— BEGIN The records —
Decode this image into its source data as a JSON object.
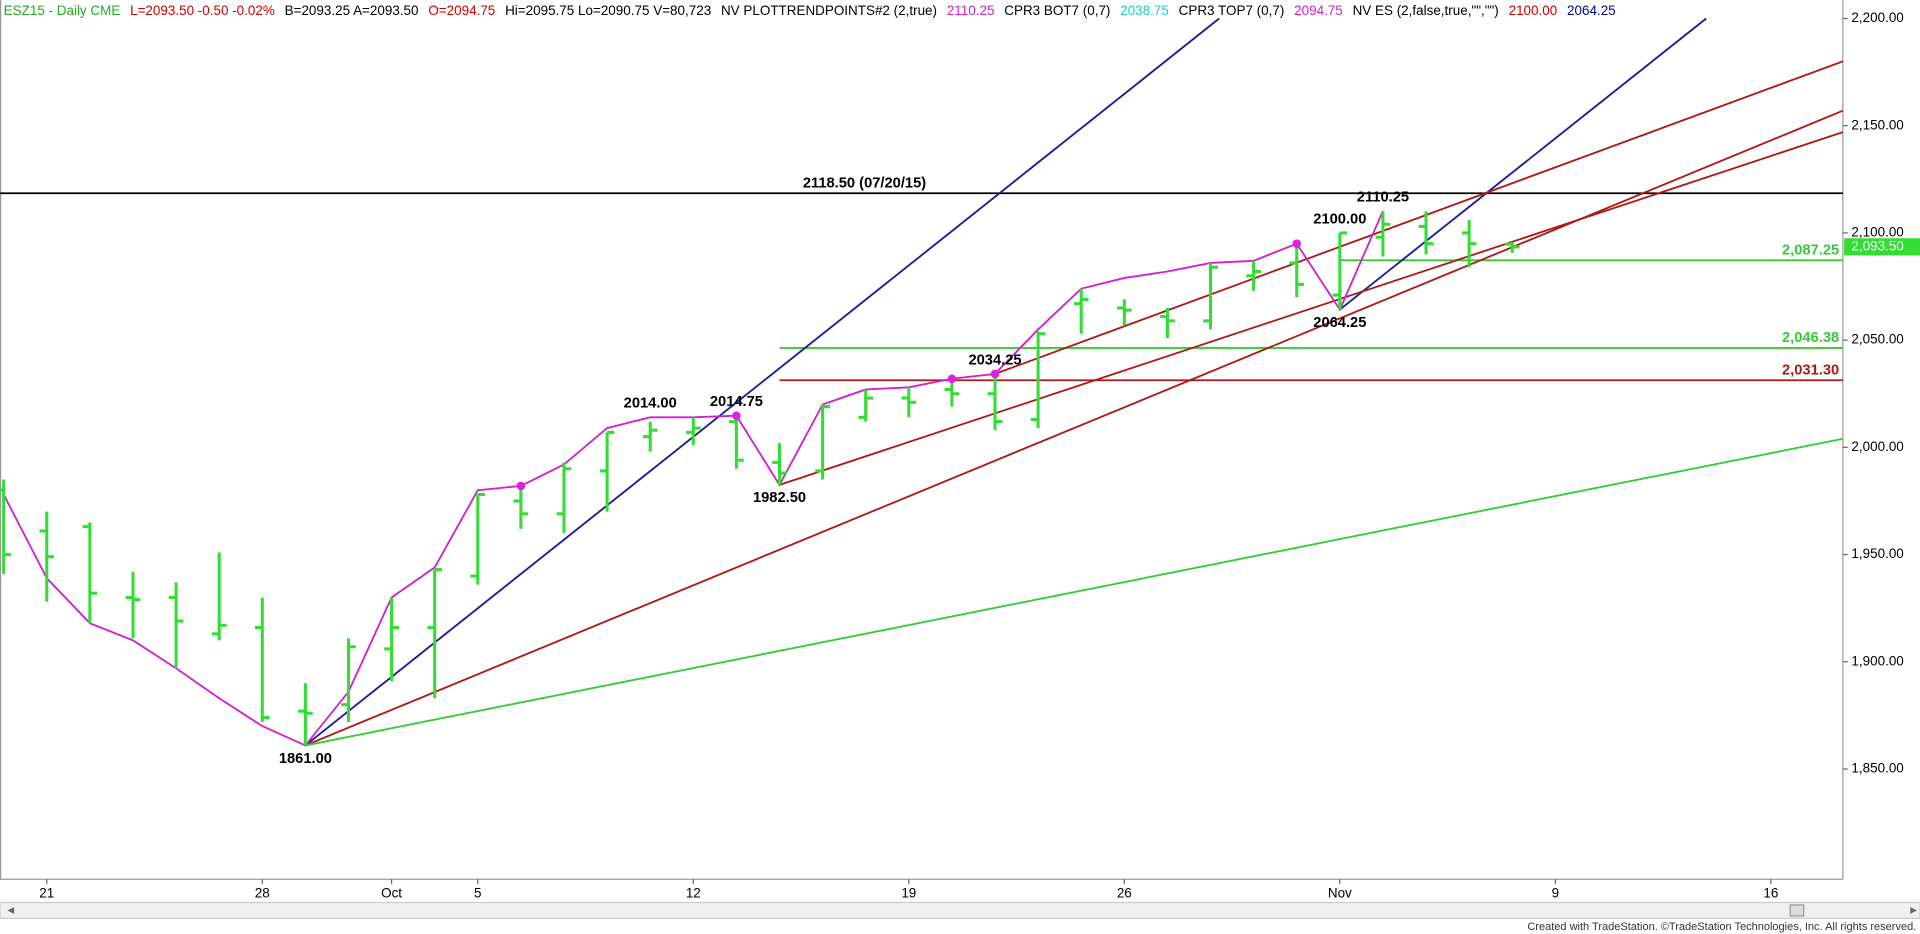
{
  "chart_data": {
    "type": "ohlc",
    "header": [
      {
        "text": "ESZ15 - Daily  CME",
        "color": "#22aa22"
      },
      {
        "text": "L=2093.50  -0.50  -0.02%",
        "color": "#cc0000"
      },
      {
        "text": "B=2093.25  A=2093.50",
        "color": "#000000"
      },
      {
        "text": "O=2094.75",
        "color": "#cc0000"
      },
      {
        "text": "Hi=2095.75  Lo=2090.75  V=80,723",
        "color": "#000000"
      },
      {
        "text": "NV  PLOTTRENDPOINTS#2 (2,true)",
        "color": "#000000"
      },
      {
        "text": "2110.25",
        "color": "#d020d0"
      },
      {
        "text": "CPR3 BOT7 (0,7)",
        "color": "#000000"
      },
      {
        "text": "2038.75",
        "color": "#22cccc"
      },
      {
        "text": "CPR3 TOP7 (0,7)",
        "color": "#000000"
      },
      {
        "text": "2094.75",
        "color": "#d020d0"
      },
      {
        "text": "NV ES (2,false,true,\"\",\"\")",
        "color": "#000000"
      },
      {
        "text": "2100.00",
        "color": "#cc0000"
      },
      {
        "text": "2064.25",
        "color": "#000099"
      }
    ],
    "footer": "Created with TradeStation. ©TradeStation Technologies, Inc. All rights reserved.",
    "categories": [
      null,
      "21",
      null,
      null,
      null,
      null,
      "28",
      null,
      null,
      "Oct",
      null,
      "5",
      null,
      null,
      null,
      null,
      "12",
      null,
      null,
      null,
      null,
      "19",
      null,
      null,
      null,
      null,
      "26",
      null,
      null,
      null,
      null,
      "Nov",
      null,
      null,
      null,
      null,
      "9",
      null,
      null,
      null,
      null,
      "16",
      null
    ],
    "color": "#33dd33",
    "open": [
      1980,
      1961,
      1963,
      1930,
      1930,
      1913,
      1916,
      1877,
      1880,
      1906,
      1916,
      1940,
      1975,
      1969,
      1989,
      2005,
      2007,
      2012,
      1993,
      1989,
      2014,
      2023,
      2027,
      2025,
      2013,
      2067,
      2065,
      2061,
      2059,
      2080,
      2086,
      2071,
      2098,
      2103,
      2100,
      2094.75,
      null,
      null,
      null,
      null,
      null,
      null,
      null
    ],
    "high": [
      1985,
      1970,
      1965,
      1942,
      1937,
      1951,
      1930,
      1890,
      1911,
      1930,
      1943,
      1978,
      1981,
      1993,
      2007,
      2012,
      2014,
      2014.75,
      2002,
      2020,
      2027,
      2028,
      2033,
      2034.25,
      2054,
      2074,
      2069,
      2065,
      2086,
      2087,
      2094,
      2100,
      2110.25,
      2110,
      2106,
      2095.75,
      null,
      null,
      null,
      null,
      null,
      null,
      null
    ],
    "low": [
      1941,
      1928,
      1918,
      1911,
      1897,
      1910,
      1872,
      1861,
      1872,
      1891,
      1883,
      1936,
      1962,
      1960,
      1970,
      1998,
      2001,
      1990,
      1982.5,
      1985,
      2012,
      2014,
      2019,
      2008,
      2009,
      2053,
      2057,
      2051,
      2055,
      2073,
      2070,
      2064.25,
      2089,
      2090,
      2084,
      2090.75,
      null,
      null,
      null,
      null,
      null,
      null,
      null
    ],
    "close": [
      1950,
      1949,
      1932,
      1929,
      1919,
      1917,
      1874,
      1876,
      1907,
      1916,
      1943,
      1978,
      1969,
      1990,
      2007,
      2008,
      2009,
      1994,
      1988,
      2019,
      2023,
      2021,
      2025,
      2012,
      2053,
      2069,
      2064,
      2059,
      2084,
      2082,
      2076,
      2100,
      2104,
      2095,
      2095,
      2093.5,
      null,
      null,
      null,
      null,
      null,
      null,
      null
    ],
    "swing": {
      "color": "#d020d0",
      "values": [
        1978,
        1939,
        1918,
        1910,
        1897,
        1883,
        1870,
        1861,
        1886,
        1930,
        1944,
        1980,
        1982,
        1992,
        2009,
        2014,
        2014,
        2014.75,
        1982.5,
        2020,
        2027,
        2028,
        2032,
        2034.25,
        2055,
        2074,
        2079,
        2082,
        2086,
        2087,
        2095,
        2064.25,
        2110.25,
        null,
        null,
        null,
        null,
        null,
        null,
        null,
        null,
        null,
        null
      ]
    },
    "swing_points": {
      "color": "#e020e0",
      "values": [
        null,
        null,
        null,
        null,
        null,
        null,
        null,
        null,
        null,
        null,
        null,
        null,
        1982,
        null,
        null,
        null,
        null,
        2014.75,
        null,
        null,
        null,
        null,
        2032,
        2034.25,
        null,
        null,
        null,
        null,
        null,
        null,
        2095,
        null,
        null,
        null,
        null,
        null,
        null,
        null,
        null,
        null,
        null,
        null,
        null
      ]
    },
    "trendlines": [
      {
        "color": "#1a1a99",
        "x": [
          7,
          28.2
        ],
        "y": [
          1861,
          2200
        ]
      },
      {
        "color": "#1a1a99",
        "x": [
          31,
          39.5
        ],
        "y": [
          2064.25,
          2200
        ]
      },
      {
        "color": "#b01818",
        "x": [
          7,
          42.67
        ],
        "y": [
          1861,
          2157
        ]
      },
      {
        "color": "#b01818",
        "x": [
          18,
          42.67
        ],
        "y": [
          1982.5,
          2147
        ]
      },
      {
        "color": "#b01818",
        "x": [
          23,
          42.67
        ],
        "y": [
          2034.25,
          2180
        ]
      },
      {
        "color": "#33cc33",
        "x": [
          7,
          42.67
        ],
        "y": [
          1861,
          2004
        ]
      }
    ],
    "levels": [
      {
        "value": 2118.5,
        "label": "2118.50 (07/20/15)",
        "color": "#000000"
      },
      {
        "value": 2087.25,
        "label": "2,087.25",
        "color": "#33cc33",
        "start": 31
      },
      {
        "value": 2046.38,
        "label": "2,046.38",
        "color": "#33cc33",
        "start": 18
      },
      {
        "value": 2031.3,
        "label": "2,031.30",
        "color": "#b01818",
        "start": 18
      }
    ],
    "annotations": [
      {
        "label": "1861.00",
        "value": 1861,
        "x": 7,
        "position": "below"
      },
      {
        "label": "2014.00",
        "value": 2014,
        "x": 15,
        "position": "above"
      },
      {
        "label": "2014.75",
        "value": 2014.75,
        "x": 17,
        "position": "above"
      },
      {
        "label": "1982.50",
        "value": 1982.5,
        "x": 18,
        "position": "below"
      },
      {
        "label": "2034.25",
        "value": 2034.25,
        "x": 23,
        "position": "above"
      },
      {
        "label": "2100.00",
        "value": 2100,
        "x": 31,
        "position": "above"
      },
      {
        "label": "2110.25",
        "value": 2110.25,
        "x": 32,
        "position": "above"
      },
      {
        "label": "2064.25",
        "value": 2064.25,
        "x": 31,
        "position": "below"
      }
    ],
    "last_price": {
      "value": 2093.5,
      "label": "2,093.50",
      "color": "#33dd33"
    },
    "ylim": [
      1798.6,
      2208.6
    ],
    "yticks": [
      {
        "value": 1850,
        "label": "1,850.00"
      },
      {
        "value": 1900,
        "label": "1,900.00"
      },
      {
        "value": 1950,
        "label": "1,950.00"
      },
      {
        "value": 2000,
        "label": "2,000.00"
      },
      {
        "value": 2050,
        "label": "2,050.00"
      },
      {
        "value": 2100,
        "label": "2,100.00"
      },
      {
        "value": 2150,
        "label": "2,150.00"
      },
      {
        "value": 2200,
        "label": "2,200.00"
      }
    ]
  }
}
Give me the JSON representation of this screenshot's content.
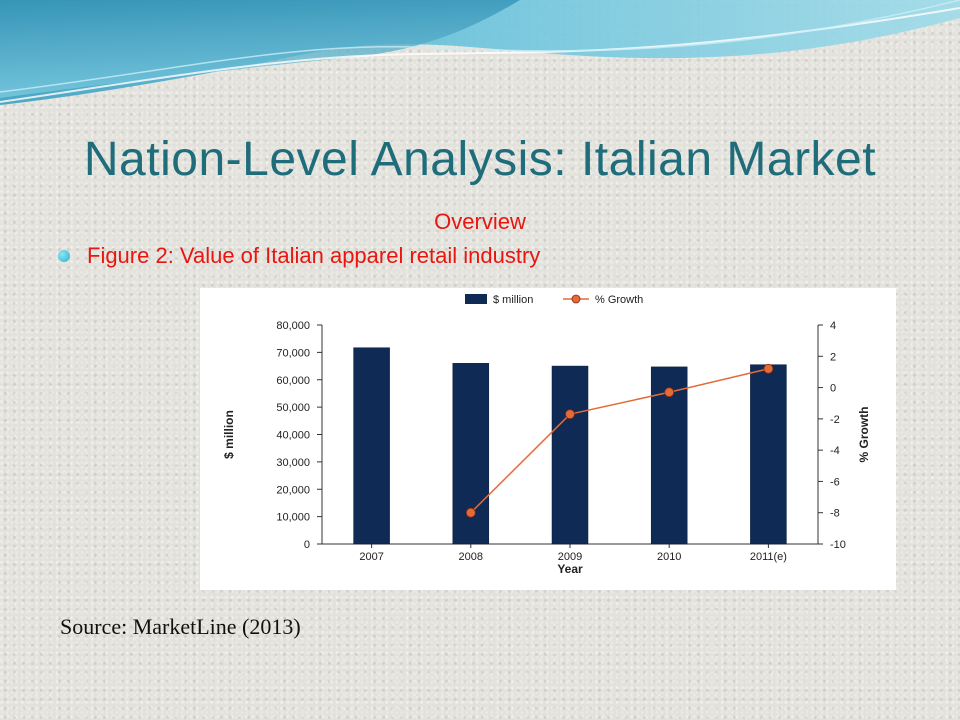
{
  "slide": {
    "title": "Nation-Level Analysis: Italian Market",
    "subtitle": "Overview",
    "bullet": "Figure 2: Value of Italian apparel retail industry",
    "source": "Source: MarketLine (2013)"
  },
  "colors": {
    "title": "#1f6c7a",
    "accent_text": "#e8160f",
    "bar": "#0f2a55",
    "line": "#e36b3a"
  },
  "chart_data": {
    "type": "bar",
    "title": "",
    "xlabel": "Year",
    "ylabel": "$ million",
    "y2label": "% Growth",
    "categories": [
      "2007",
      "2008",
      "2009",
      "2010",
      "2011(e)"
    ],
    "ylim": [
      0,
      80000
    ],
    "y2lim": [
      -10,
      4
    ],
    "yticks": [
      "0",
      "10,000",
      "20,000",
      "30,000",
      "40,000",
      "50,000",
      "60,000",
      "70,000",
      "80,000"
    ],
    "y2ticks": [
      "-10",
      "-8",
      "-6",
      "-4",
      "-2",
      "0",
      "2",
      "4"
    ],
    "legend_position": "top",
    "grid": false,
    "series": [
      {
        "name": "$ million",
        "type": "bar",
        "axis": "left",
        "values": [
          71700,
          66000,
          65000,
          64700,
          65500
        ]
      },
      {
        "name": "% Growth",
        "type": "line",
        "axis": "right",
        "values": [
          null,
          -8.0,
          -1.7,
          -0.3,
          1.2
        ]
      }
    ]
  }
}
— END The records —
§ **Task to complete**
Copy every line above that includes the string "source".

§ **Task answer**
Decode this image into its source data as a JSON object.
    "source": "Source: MarketLine (2013)"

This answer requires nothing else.